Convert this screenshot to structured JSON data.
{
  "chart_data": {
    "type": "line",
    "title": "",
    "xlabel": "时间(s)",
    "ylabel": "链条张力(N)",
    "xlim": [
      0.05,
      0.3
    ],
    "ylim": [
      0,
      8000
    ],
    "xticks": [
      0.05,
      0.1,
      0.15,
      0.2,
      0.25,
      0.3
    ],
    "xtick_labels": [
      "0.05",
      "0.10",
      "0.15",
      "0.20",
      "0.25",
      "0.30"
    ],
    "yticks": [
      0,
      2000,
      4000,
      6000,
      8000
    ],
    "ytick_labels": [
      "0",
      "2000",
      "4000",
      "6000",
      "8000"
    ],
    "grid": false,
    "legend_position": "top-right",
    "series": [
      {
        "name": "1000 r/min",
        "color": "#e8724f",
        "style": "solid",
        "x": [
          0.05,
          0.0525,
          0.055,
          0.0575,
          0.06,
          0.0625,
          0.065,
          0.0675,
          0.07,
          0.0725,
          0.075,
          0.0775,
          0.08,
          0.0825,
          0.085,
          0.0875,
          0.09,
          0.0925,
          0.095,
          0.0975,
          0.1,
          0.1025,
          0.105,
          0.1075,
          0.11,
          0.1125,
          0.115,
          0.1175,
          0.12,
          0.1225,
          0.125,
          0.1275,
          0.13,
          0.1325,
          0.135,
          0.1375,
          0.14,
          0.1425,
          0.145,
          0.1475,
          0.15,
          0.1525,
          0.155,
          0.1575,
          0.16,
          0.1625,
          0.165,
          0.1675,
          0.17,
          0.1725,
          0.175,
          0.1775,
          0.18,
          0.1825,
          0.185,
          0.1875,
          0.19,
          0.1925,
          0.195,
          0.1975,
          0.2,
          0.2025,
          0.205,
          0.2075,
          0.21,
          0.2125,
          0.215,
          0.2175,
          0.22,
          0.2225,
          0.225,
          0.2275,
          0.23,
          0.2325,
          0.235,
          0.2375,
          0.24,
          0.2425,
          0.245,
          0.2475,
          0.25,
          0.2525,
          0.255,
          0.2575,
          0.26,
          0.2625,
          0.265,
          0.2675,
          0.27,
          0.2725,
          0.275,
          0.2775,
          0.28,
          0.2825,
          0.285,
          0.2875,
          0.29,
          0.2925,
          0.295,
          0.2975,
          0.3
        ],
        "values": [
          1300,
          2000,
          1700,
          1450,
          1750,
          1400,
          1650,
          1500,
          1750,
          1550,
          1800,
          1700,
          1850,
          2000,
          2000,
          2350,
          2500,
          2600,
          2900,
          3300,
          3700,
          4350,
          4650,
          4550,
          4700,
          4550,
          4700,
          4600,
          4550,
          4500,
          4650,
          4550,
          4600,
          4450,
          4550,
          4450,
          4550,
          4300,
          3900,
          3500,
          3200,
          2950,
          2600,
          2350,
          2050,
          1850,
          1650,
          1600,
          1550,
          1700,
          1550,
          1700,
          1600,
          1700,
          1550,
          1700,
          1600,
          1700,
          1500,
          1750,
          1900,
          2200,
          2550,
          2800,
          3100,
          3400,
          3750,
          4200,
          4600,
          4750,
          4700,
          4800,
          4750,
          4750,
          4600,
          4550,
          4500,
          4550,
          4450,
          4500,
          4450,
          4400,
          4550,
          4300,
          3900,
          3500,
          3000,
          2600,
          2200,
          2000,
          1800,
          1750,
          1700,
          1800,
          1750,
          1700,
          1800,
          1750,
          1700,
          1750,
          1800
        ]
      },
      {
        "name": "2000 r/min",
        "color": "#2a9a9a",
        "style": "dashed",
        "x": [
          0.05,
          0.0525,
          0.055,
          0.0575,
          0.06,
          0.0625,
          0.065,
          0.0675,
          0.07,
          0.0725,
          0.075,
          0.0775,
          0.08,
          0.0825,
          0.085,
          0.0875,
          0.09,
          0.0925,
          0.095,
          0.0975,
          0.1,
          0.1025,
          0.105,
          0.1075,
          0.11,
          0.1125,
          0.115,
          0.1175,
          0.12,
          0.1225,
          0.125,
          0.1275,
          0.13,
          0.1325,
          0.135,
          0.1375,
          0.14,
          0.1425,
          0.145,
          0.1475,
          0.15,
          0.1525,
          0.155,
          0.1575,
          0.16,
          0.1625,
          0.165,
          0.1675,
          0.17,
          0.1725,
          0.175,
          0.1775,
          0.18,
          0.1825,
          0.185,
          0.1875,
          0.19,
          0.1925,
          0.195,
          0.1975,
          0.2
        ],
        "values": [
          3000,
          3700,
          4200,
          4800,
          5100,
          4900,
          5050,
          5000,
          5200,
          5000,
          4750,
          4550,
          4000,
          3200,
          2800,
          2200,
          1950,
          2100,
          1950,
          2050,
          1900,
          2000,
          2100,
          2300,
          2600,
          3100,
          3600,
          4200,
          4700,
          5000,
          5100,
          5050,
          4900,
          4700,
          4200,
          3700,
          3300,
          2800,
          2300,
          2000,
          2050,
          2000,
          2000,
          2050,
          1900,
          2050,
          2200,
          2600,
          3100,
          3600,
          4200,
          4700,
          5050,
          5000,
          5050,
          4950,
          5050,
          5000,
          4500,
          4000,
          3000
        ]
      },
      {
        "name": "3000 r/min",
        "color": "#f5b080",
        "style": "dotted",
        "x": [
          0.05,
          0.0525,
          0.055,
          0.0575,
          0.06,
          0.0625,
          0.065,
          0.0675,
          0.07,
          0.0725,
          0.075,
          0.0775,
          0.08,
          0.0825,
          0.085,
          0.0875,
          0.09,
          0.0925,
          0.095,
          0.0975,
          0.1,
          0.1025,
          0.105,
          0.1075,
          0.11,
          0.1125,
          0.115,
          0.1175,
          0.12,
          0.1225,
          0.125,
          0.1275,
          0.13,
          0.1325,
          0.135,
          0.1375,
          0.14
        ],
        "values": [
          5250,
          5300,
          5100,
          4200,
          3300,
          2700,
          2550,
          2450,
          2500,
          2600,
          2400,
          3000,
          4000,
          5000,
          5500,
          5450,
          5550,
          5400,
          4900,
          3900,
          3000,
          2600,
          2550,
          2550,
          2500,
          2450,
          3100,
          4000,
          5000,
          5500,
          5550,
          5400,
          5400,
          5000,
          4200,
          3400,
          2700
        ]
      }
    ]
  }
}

_Exercise objective_: Return all of the data word for word.

_Final result_:
Convert this screenshot to structured JSON data.
{
  "chart_data": {
    "type": "line",
    "title": "",
    "xlabel": "时间(s)",
    "ylabel": "链条张力(N)",
    "xlim": [
      0.05,
      0.3
    ],
    "ylim": [
      0,
      8000
    ],
    "xticks": [
      0.05,
      0.1,
      0.15,
      0.2,
      0.25,
      0.3
    ],
    "xtick_labels": [
      "0.05",
      "0.10",
      "0.15",
      "0.20",
      "0.25",
      "0.30"
    ],
    "yticks": [
      0,
      2000,
      4000,
      6000,
      8000
    ],
    "ytick_labels": [
      "0",
      "2000",
      "4000",
      "6000",
      "8000"
    ],
    "grid": false,
    "legend_position": "top-right",
    "series": [
      {
        "name": "1000 r/min",
        "color": "#e8724f",
        "style": "solid",
        "x": [
          0.05,
          0.0525,
          0.055,
          0.0575,
          0.06,
          0.0625,
          0.065,
          0.0675,
          0.07,
          0.0725,
          0.075,
          0.0775,
          0.08,
          0.0825,
          0.085,
          0.0875,
          0.09,
          0.0925,
          0.095,
          0.0975,
          0.1,
          0.1025,
          0.105,
          0.1075,
          0.11,
          0.1125,
          0.115,
          0.1175,
          0.12,
          0.1225,
          0.125,
          0.1275,
          0.13,
          0.1325,
          0.135,
          0.1375,
          0.14,
          0.1425,
          0.145,
          0.1475,
          0.15,
          0.1525,
          0.155,
          0.1575,
          0.16,
          0.1625,
          0.165,
          0.1675,
          0.17,
          0.1725,
          0.175,
          0.1775,
          0.18,
          0.1825,
          0.185,
          0.1875,
          0.19,
          0.1925,
          0.195,
          0.1975,
          0.2,
          0.2025,
          0.205,
          0.2075,
          0.21,
          0.2125,
          0.215,
          0.2175,
          0.22,
          0.2225,
          0.225,
          0.2275,
          0.23,
          0.2325,
          0.235,
          0.2375,
          0.24,
          0.2425,
          0.245,
          0.2475,
          0.25,
          0.2525,
          0.255,
          0.2575,
          0.26,
          0.2625,
          0.265,
          0.2675,
          0.27,
          0.2725,
          0.275,
          0.2775,
          0.28,
          0.2825,
          0.285,
          0.2875,
          0.29,
          0.2925,
          0.295,
          0.2975,
          0.3
        ],
        "values": [
          1300,
          2000,
          1700,
          1450,
          1750,
          1400,
          1650,
          1500,
          1750,
          1550,
          1800,
          1700,
          1850,
          2000,
          2000,
          2350,
          2500,
          2600,
          2900,
          3300,
          3700,
          4350,
          4650,
          4550,
          4700,
          4550,
          4700,
          4600,
          4550,
          4500,
          4650,
          4550,
          4600,
          4450,
          4550,
          4450,
          4550,
          4300,
          3900,
          3500,
          3200,
          2950,
          2600,
          2350,
          2050,
          1850,
          1650,
          1600,
          1550,
          1700,
          1550,
          1700,
          1600,
          1700,
          1550,
          1700,
          1600,
          1700,
          1500,
          1750,
          1900,
          2200,
          2550,
          2800,
          3100,
          3400,
          3750,
          4200,
          4600,
          4750,
          4700,
          4800,
          4750,
          4750,
          4600,
          4550,
          4500,
          4550,
          4450,
          4500,
          4450,
          4400,
          4550,
          4300,
          3900,
          3500,
          3000,
          2600,
          2200,
          2000,
          1800,
          1750,
          1700,
          1800,
          1750,
          1700,
          1800,
          1750,
          1700,
          1750,
          1800
        ]
      },
      {
        "name": "2000 r/min",
        "color": "#2a9a9a",
        "style": "dashed",
        "x": [
          0.05,
          0.0525,
          0.055,
          0.0575,
          0.06,
          0.0625,
          0.065,
          0.0675,
          0.07,
          0.0725,
          0.075,
          0.0775,
          0.08,
          0.0825,
          0.085,
          0.0875,
          0.09,
          0.0925,
          0.095,
          0.0975,
          0.1,
          0.1025,
          0.105,
          0.1075,
          0.11,
          0.1125,
          0.115,
          0.1175,
          0.12,
          0.1225,
          0.125,
          0.1275,
          0.13,
          0.1325,
          0.135,
          0.1375,
          0.14,
          0.1425,
          0.145,
          0.1475,
          0.15,
          0.1525,
          0.155,
          0.1575,
          0.16,
          0.1625,
          0.165,
          0.1675,
          0.17,
          0.1725,
          0.175,
          0.1775,
          0.18,
          0.1825,
          0.185,
          0.1875,
          0.19,
          0.1925,
          0.195,
          0.1975,
          0.2
        ],
        "values": [
          3000,
          3700,
          4200,
          4800,
          5100,
          4900,
          5050,
          5000,
          5200,
          5000,
          4750,
          4550,
          4000,
          3200,
          2800,
          2200,
          1950,
          2100,
          1950,
          2050,
          1900,
          2000,
          2100,
          2300,
          2600,
          3100,
          3600,
          4200,
          4700,
          5000,
          5100,
          5050,
          4900,
          4700,
          4200,
          3700,
          3300,
          2800,
          2300,
          2000,
          2050,
          2000,
          2000,
          2050,
          1900,
          2050,
          2200,
          2600,
          3100,
          3600,
          4200,
          4700,
          5050,
          5000,
          5050,
          4950,
          5050,
          5000,
          4500,
          4000,
          3000
        ]
      },
      {
        "name": "3000 r/min",
        "color": "#f5b080",
        "style": "dotted",
        "x": [
          0.05,
          0.0525,
          0.055,
          0.0575,
          0.06,
          0.0625,
          0.065,
          0.0675,
          0.07,
          0.0725,
          0.075,
          0.0775,
          0.08,
          0.0825,
          0.085,
          0.0875,
          0.09,
          0.0925,
          0.095,
          0.0975,
          0.1,
          0.1025,
          0.105,
          0.1075,
          0.11,
          0.1125,
          0.115,
          0.1175,
          0.12,
          0.1225,
          0.125,
          0.1275,
          0.13,
          0.1325,
          0.135,
          0.1375,
          0.14
        ],
        "values": [
          5250,
          5300,
          5100,
          4200,
          3300,
          2700,
          2550,
          2450,
          2500,
          2600,
          2400,
          3000,
          4000,
          5000,
          5500,
          5450,
          5550,
          5400,
          4900,
          3900,
          3000,
          2600,
          2550,
          2550,
          2500,
          2450,
          3100,
          4000,
          5000,
          5500,
          5550,
          5400,
          5400,
          5000,
          4200,
          3400,
          2700
        ]
      }
    ]
  }
}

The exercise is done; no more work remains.